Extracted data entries

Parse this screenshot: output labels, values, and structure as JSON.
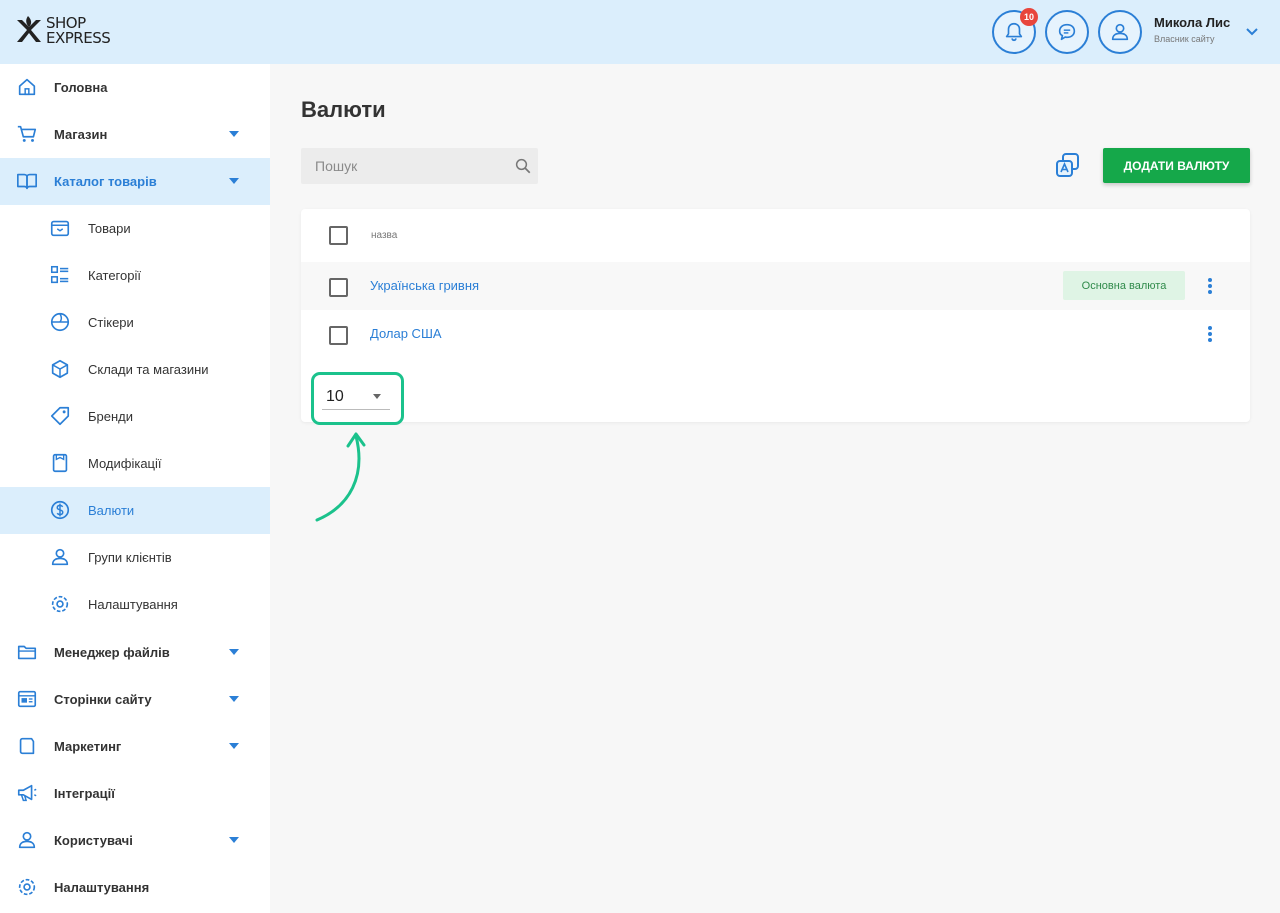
{
  "header": {
    "logo_line1": "SHOP",
    "logo_line2": "EXPRESS",
    "notifications_count": "10",
    "user_name": "Микола Лис",
    "user_role": "Власник сайту"
  },
  "sidebar": {
    "items": [
      {
        "label": "Головна",
        "icon": "home-icon"
      },
      {
        "label": "Магазин",
        "icon": "cart-icon",
        "expandable": true
      },
      {
        "label": "Каталог товарів",
        "icon": "catalog-icon",
        "expandable": true,
        "active": true
      },
      {
        "label": "Менеджер файлів",
        "icon": "folder-icon",
        "expandable": true
      },
      {
        "label": "Сторінки сайту",
        "icon": "pages-icon",
        "expandable": true
      },
      {
        "label": "Маркетинг",
        "icon": "marketing-icon",
        "expandable": true
      },
      {
        "label": "Інтеграції",
        "icon": "megaphone-icon"
      },
      {
        "label": "Користувачі",
        "icon": "users-icon",
        "expandable": true
      },
      {
        "label": "Налаштування",
        "icon": "settings-icon"
      }
    ],
    "catalog_sub": [
      {
        "label": "Товари",
        "icon": "product-box-icon"
      },
      {
        "label": "Категорії",
        "icon": "categories-icon"
      },
      {
        "label": "Стікери",
        "icon": "sticker-icon"
      },
      {
        "label": "Склади та магазини",
        "icon": "warehouse-icon"
      },
      {
        "label": "Бренди",
        "icon": "tag-icon"
      },
      {
        "label": "Модифікації",
        "icon": "modification-icon"
      },
      {
        "label": "Валюти",
        "icon": "currency-icon",
        "active": true
      },
      {
        "label": "Групи клієнтів",
        "icon": "client-group-icon"
      },
      {
        "label": "Налаштування",
        "icon": "settings-icon"
      }
    ]
  },
  "main": {
    "title": "Валюти",
    "search_placeholder": "Пошук",
    "add_button": "ДОДАТИ ВАЛЮТУ",
    "column_name": "назва",
    "rows": [
      {
        "name": "Українська гривня",
        "badge": "Основна валюта"
      },
      {
        "name": "Долар США",
        "badge": ""
      }
    ],
    "per_page": "10"
  },
  "colors": {
    "accent": "#2b7fd6",
    "header_bg": "#dbeefc",
    "primary_button": "#15a84a",
    "highlight": "#1bc28c"
  }
}
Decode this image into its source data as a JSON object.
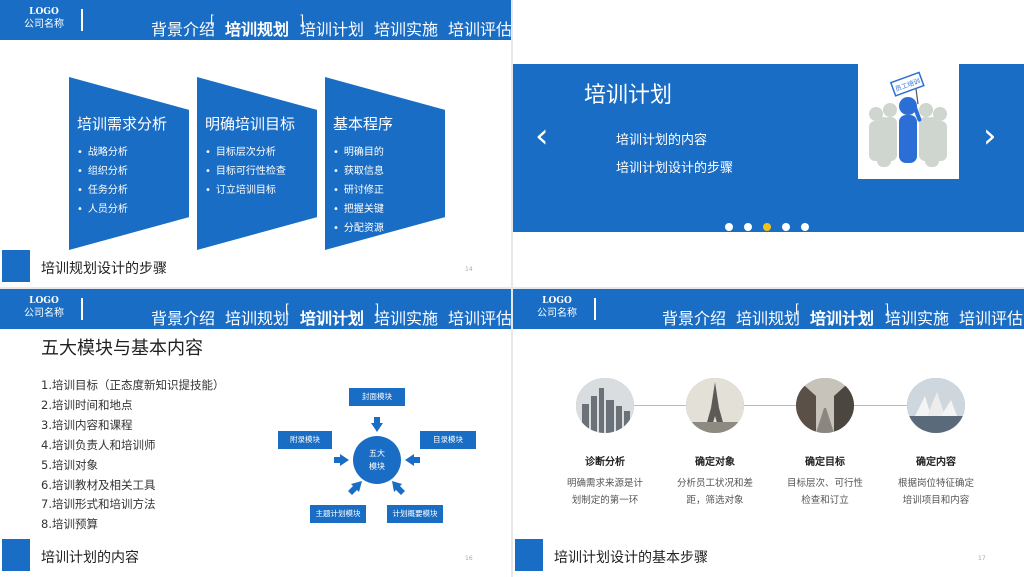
{
  "header": {
    "logo_line1": "LOGO",
    "logo_line2": "公司名称",
    "nav": [
      "背景介绍",
      "培训规划",
      "培训计划",
      "培训实施",
      "培训评估"
    ]
  },
  "slide14": {
    "active_nav": "培训规划",
    "columns": [
      {
        "title": "培训需求分析",
        "items": [
          "战略分析",
          "组织分析",
          "任务分析",
          "人员分析"
        ]
      },
      {
        "title": "明确培训目标",
        "items": [
          "目标层次分析",
          "目标可行性检查",
          "订立培训目标"
        ]
      },
      {
        "title": "基本程序",
        "items": [
          "明确目的",
          "获取信息",
          "研讨修正",
          "把握关键",
          "分配资源"
        ]
      }
    ],
    "footer_title": "培训规划设计的步骤",
    "page_number": "14"
  },
  "slide_banner": {
    "title": "培训计划",
    "items": [
      "培训计划的内容",
      "培训计划设计的步骤"
    ],
    "prev_arrow": "‹",
    "next_arrow": "›",
    "sign_text": "员工培训",
    "dots_count": 5,
    "active_dot": 3
  },
  "slide16": {
    "active_nav": "培训计划",
    "title": "五大模块与基本内容",
    "list": [
      "1.培训目标（正态度新知识提技能）",
      "2.培训时间和地点",
      "3.培训内容和课程",
      "4.培训负责人和培训师",
      "5.培训对象",
      "6.培训教材及相关工具",
      "7.培训形式和培训方法",
      "8.培训预算"
    ],
    "hub_line1": "五大",
    "hub_line2": "模块",
    "modules": {
      "top": "封面模块",
      "right": "目录模块",
      "bottom_right": "计划概要模块",
      "bottom_left": "主题计划模块",
      "left": "附录模块"
    },
    "footer_title": "培训计划的内容",
    "page_number": "16"
  },
  "slide17": {
    "active_nav": "培训计划",
    "steps": [
      {
        "title": "诊断分析",
        "desc1": "明确需求来源是计",
        "desc2": "划制定的第一环"
      },
      {
        "title": "确定对象",
        "desc1": "分析员工状况和差",
        "desc2": "距，筛选对象"
      },
      {
        "title": "确定目标",
        "desc1": "目标层次、可行性",
        "desc2": "检查和订立"
      },
      {
        "title": "确定内容",
        "desc1": "根据岗位特征确定",
        "desc2": "培训项目和内容"
      }
    ],
    "footer_title": "培训计划设计的基本步骤",
    "page_number": "17"
  },
  "colors": {
    "primary": "#1a6dc4",
    "accent_dot": "#f2c11a"
  }
}
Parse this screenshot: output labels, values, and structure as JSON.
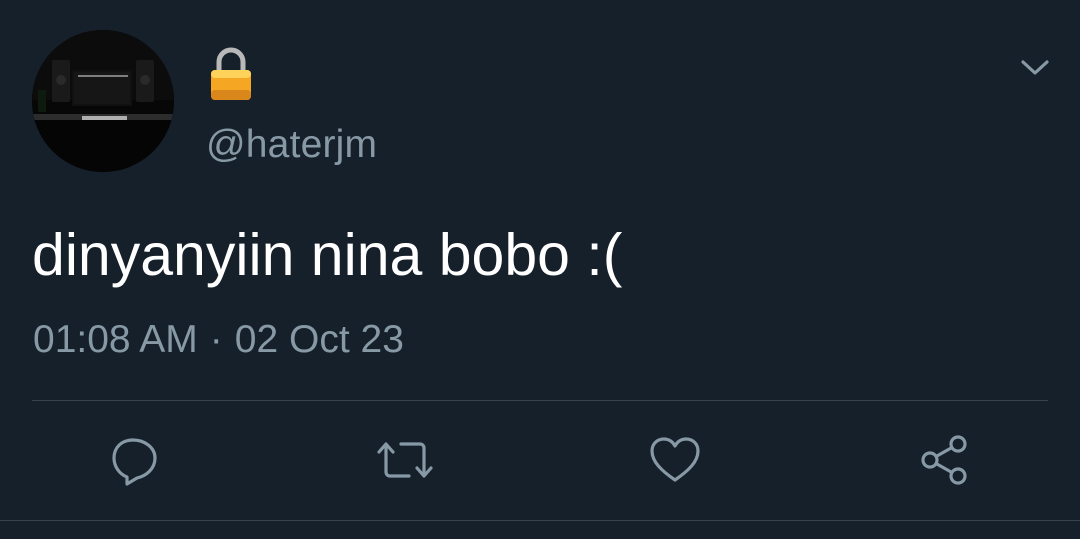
{
  "tweet": {
    "lock_emoji": "🔒",
    "handle": "@haterjm",
    "text": "dinyanyiin nina bobo :(",
    "time": "01:08 AM",
    "separator": "·",
    "date": "02 Oct 23"
  },
  "icons": {
    "more": "chevron-down-icon",
    "reply": "reply-bubble-icon",
    "retweet": "retweet-icon",
    "like": "heart-icon",
    "share": "share-icon",
    "lock": "lock-icon"
  },
  "colors": {
    "background": "#15202b",
    "text_primary": "#ffffff",
    "text_secondary": "#8899a6",
    "divider": "#38444d"
  }
}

WRITTEN TASK:
Every record above should be written out again without change, except that the pictures are left out.

EXERCISE OUTPUT:
Parse this screenshot: output labels, values, and structure as JSON.
{
  "header": {
    "logo_line1": "SHOP",
    "logo_line2": "EXPRESS",
    "notifications_count": "10",
    "user_name": "Микола Лис",
    "user_role": "Власник сайту"
  },
  "sidebar": {
    "items": [
      {
        "label": "Головна",
        "icon": "home-icon"
      },
      {
        "label": "Магазин",
        "icon": "cart-icon",
        "expandable": true
      },
      {
        "label": "Каталог товарів",
        "icon": "catalog-icon",
        "expandable": true,
        "active": true
      },
      {
        "label": "Менеджер файлів",
        "icon": "folder-icon",
        "expandable": true
      },
      {
        "label": "Сторінки сайту",
        "icon": "pages-icon",
        "expandable": true
      },
      {
        "label": "Маркетинг",
        "icon": "marketing-icon",
        "expandable": true
      },
      {
        "label": "Інтеграції",
        "icon": "megaphone-icon"
      },
      {
        "label": "Користувачі",
        "icon": "users-icon",
        "expandable": true
      },
      {
        "label": "Налаштування",
        "icon": "settings-icon"
      }
    ],
    "catalog_sub": [
      {
        "label": "Товари",
        "icon": "product-box-icon"
      },
      {
        "label": "Категорії",
        "icon": "categories-icon"
      },
      {
        "label": "Стікери",
        "icon": "sticker-icon"
      },
      {
        "label": "Склади та магазини",
        "icon": "warehouse-icon"
      },
      {
        "label": "Бренди",
        "icon": "tag-icon"
      },
      {
        "label": "Модифікації",
        "icon": "modification-icon"
      },
      {
        "label": "Валюти",
        "icon": "currency-icon",
        "active": true
      },
      {
        "label": "Групи клієнтів",
        "icon": "client-group-icon"
      },
      {
        "label": "Налаштування",
        "icon": "settings-icon"
      }
    ]
  },
  "main": {
    "title": "Валюти",
    "search_placeholder": "Пошук",
    "add_button": "ДОДАТИ ВАЛЮТУ",
    "column_name": "назва",
    "rows": [
      {
        "name": "Українська гривня",
        "badge": "Основна валюта"
      },
      {
        "name": "Долар США",
        "badge": ""
      }
    ],
    "per_page": "10"
  },
  "colors": {
    "accent": "#2b7fd6",
    "header_bg": "#dbeefc",
    "primary_button": "#15a84a",
    "highlight": "#1bc28c"
  }
}
Decode this image into its source data as a JSON object.
{
  "header": {
    "logo_line1": "LOGO",
    "logo_line2": "公司名称",
    "nav": [
      "背景介绍",
      "培训规划",
      "培训计划",
      "培训实施",
      "培训评估"
    ]
  },
  "slide14": {
    "active_nav": "培训规划",
    "columns": [
      {
        "title": "培训需求分析",
        "items": [
          "战略分析",
          "组织分析",
          "任务分析",
          "人员分析"
        ]
      },
      {
        "title": "明确培训目标",
        "items": [
          "目标层次分析",
          "目标可行性检查",
          "订立培训目标"
        ]
      },
      {
        "title": "基本程序",
        "items": [
          "明确目的",
          "获取信息",
          "研讨修正",
          "把握关键",
          "分配资源"
        ]
      }
    ],
    "footer_title": "培训规划设计的步骤",
    "page_number": "14"
  },
  "slide_banner": {
    "title": "培训计划",
    "items": [
      "培训计划的内容",
      "培训计划设计的步骤"
    ],
    "prev_arrow": "‹",
    "next_arrow": "›",
    "sign_text": "员工培训",
    "dots_count": 5,
    "active_dot": 3
  },
  "slide16": {
    "active_nav": "培训计划",
    "title": "五大模块与基本内容",
    "list": [
      "1.培训目标（正态度新知识提技能）",
      "2.培训时间和地点",
      "3.培训内容和课程",
      "4.培训负责人和培训师",
      "5.培训对象",
      "6.培训教材及相关工具",
      "7.培训形式和培训方法",
      "8.培训预算"
    ],
    "hub_line1": "五大",
    "hub_line2": "模块",
    "modules": {
      "top": "封面模块",
      "right": "目录模块",
      "bottom_right": "计划概要模块",
      "bottom_left": "主题计划模块",
      "left": "附录模块"
    },
    "footer_title": "培训计划的内容",
    "page_number": "16"
  },
  "slide17": {
    "active_nav": "培训计划",
    "steps": [
      {
        "title": "诊断分析",
        "desc1": "明确需求来源是计",
        "desc2": "划制定的第一环"
      },
      {
        "title": "确定对象",
        "desc1": "分析员工状况和差",
        "desc2": "距，筛选对象"
      },
      {
        "title": "确定目标",
        "desc1": "目标层次、可行性",
        "desc2": "检查和订立"
      },
      {
        "title": "确定内容",
        "desc1": "根据岗位特征确定",
        "desc2": "培训项目和内容"
      }
    ],
    "footer_title": "培训计划设计的基本步骤",
    "page_number": "17"
  },
  "colors": {
    "primary": "#1a6dc4",
    "accent_dot": "#f2c11a"
  }
}
Parse this screenshot: output labels, values, and structure as JSON.
{
  "tweet": {
    "lock_emoji": "🔒",
    "handle": "@haterjm",
    "text": "dinyanyiin nina bobo :(",
    "time": "01:08 AM",
    "separator": "·",
    "date": "02 Oct 23"
  },
  "icons": {
    "more": "chevron-down-icon",
    "reply": "reply-bubble-icon",
    "retweet": "retweet-icon",
    "like": "heart-icon",
    "share": "share-icon",
    "lock": "lock-icon"
  },
  "colors": {
    "background": "#15202b",
    "text_primary": "#ffffff",
    "text_secondary": "#8899a6",
    "divider": "#38444d"
  }
}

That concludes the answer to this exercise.